§ Objective
Check each line of the material below for "page", then copy the ones that contain it.

§ Records shown

+---+

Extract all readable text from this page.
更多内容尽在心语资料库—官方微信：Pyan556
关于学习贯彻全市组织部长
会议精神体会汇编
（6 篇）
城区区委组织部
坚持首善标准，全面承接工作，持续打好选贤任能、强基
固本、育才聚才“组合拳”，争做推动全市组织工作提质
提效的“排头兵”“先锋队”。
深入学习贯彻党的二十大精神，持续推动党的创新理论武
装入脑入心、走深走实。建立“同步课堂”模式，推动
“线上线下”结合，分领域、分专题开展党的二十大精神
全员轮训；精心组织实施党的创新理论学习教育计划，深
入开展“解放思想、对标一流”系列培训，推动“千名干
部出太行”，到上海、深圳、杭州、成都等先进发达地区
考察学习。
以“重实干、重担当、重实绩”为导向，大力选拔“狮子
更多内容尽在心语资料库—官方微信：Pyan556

+---+

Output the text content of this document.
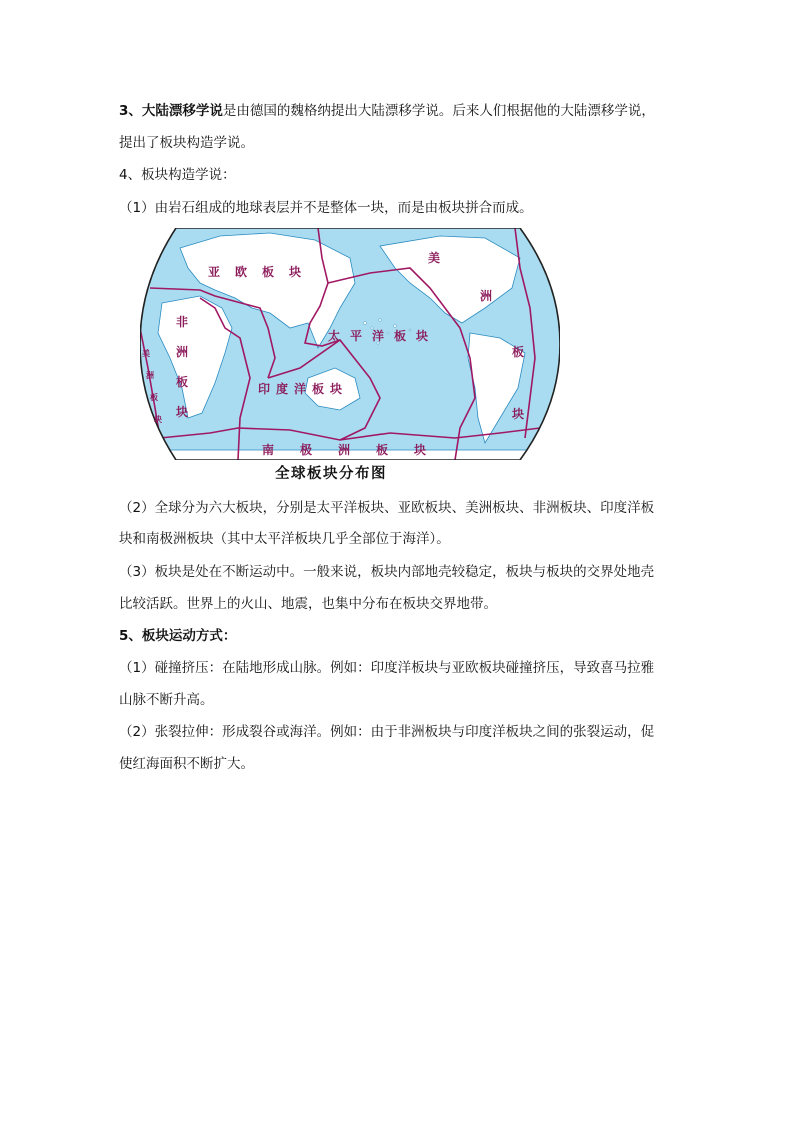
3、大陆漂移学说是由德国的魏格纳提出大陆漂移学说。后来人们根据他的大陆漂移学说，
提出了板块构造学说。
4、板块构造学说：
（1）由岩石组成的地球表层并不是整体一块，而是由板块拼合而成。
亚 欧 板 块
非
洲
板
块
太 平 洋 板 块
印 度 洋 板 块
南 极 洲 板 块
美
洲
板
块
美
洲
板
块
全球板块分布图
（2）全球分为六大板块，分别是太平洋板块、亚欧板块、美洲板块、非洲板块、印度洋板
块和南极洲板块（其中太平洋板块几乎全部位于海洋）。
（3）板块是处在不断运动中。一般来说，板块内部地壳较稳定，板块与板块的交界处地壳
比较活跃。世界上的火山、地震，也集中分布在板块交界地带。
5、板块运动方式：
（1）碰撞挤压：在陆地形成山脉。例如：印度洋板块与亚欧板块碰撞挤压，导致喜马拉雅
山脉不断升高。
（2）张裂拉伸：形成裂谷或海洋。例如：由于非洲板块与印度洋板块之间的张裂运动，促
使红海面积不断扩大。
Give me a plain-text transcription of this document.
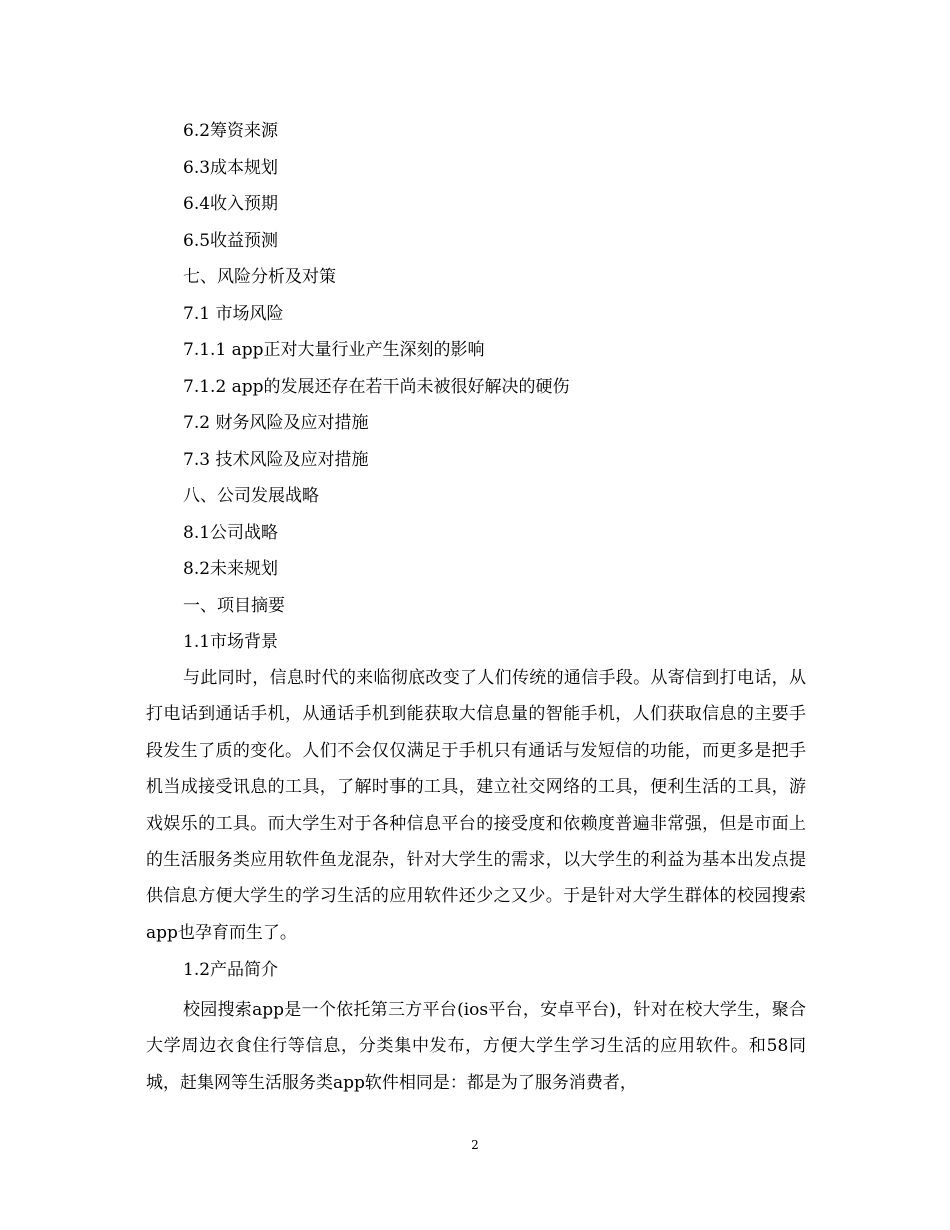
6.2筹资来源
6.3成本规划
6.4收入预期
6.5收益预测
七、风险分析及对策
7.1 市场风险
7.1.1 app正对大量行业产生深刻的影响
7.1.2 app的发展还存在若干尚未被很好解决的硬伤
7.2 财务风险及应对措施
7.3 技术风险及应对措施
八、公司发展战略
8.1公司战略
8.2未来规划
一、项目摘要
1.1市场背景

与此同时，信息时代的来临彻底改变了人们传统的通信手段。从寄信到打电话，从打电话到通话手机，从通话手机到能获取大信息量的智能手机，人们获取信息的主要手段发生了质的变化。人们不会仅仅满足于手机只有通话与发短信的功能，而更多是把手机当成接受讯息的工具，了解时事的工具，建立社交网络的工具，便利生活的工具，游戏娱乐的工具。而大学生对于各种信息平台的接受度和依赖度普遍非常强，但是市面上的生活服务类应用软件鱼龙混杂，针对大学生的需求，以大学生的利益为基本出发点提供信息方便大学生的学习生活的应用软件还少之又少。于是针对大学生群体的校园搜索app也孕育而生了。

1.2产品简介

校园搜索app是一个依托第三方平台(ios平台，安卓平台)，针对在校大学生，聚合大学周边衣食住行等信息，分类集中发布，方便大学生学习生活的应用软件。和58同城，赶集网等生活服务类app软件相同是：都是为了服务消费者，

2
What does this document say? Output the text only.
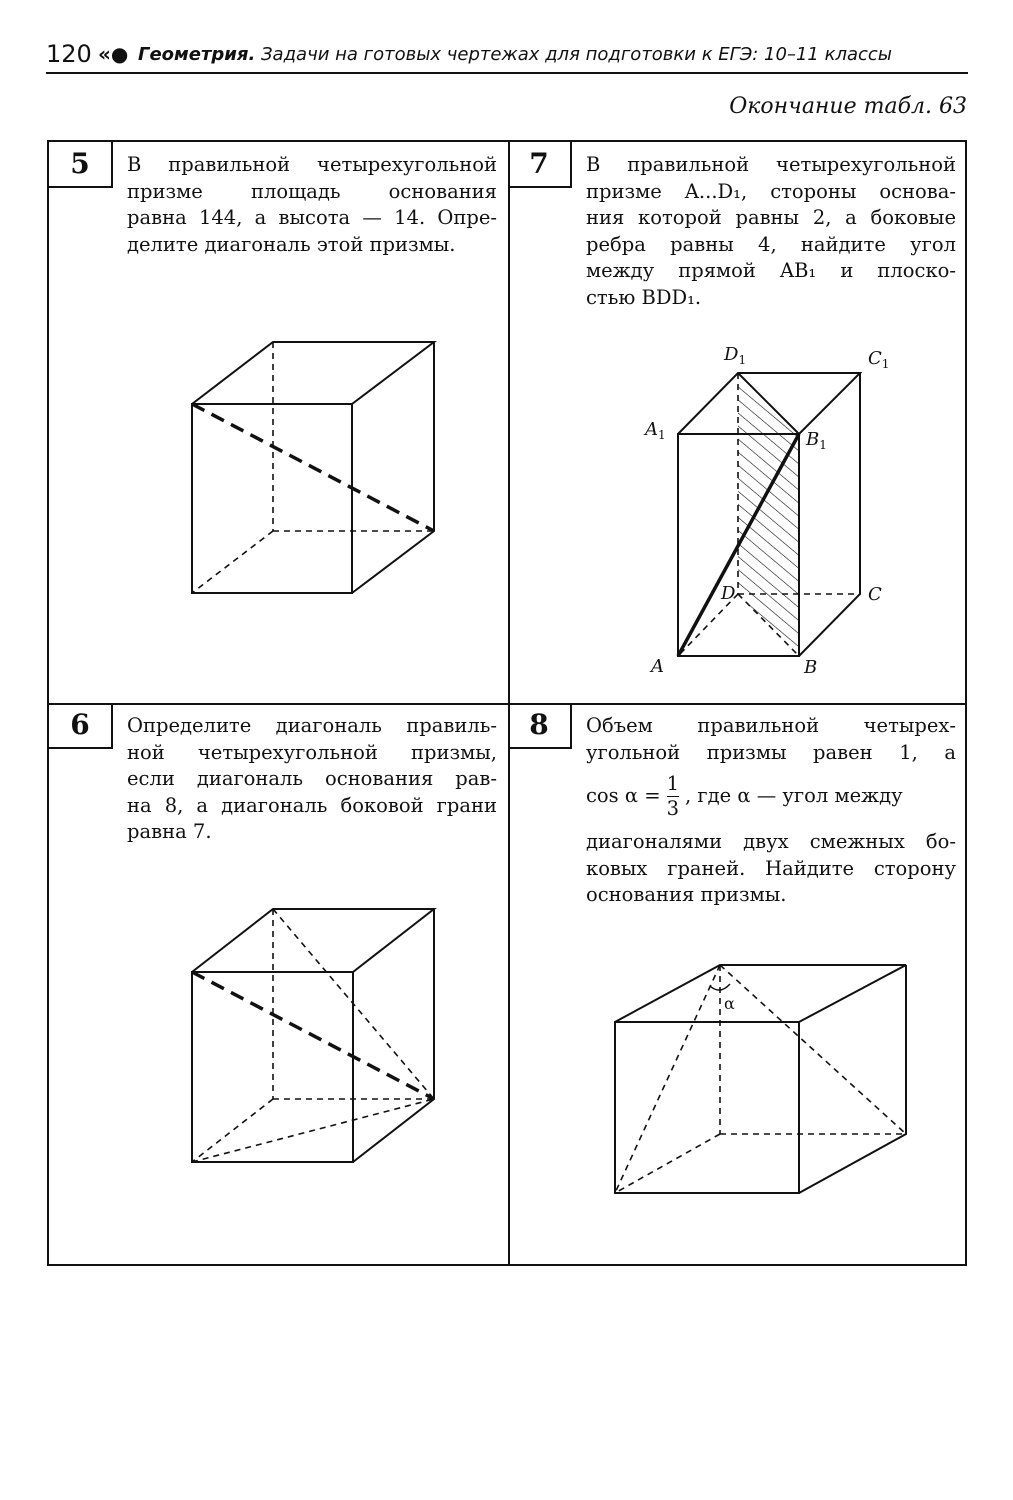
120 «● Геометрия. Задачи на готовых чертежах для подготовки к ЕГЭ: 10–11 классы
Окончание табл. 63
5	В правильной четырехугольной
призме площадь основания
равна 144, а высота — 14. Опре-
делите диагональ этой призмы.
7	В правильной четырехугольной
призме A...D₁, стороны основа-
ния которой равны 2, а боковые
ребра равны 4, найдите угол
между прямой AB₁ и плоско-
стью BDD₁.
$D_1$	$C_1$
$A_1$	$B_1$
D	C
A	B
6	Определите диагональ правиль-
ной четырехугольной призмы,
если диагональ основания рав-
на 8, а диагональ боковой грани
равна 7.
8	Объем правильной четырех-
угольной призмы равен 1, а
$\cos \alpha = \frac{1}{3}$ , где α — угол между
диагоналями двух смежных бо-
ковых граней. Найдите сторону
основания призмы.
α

+---+

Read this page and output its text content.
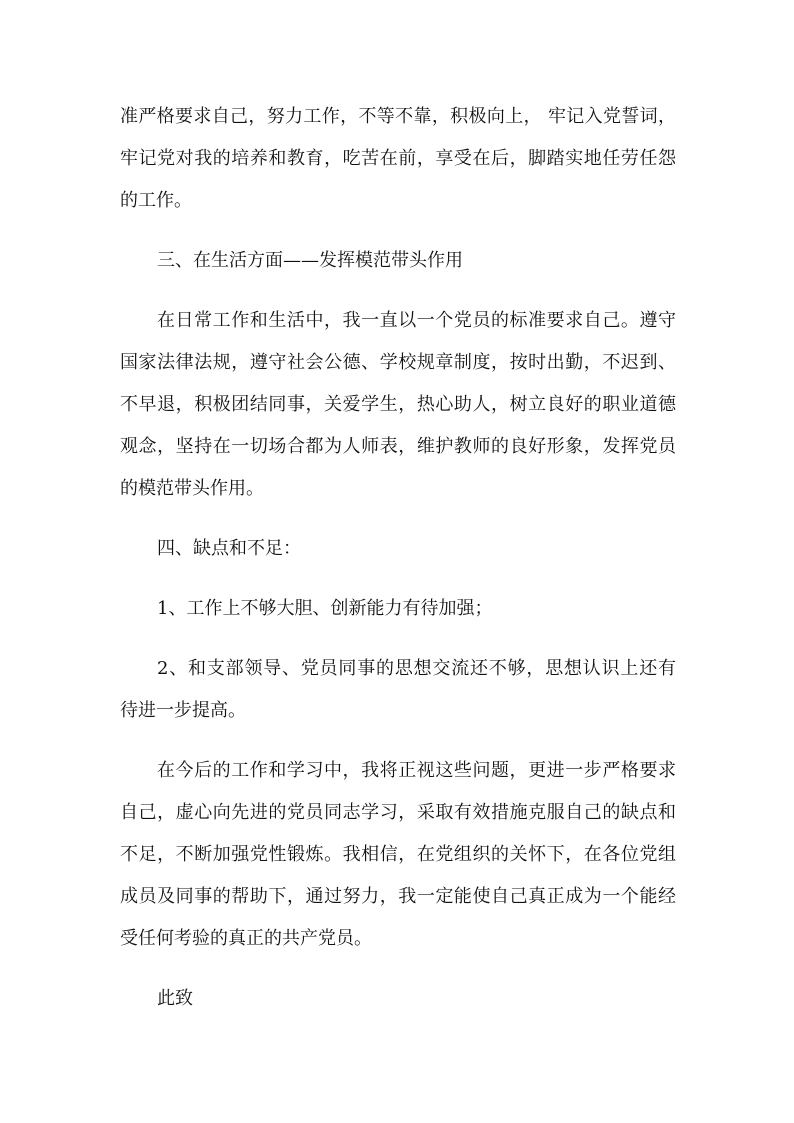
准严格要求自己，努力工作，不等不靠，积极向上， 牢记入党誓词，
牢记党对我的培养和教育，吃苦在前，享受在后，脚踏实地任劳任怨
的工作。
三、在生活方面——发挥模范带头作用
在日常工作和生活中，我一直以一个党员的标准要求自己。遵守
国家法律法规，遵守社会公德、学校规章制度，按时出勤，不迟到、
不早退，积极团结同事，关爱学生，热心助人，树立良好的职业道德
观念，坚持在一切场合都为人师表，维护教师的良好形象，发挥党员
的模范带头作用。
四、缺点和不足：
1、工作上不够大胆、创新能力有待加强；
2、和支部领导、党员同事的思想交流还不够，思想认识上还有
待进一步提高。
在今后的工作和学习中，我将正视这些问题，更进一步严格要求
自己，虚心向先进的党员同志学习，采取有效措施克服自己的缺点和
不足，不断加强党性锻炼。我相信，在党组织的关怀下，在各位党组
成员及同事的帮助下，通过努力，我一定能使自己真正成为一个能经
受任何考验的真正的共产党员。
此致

+---+

§ Exercise response
Extract all readable text from this page.
Read this page and output its text content.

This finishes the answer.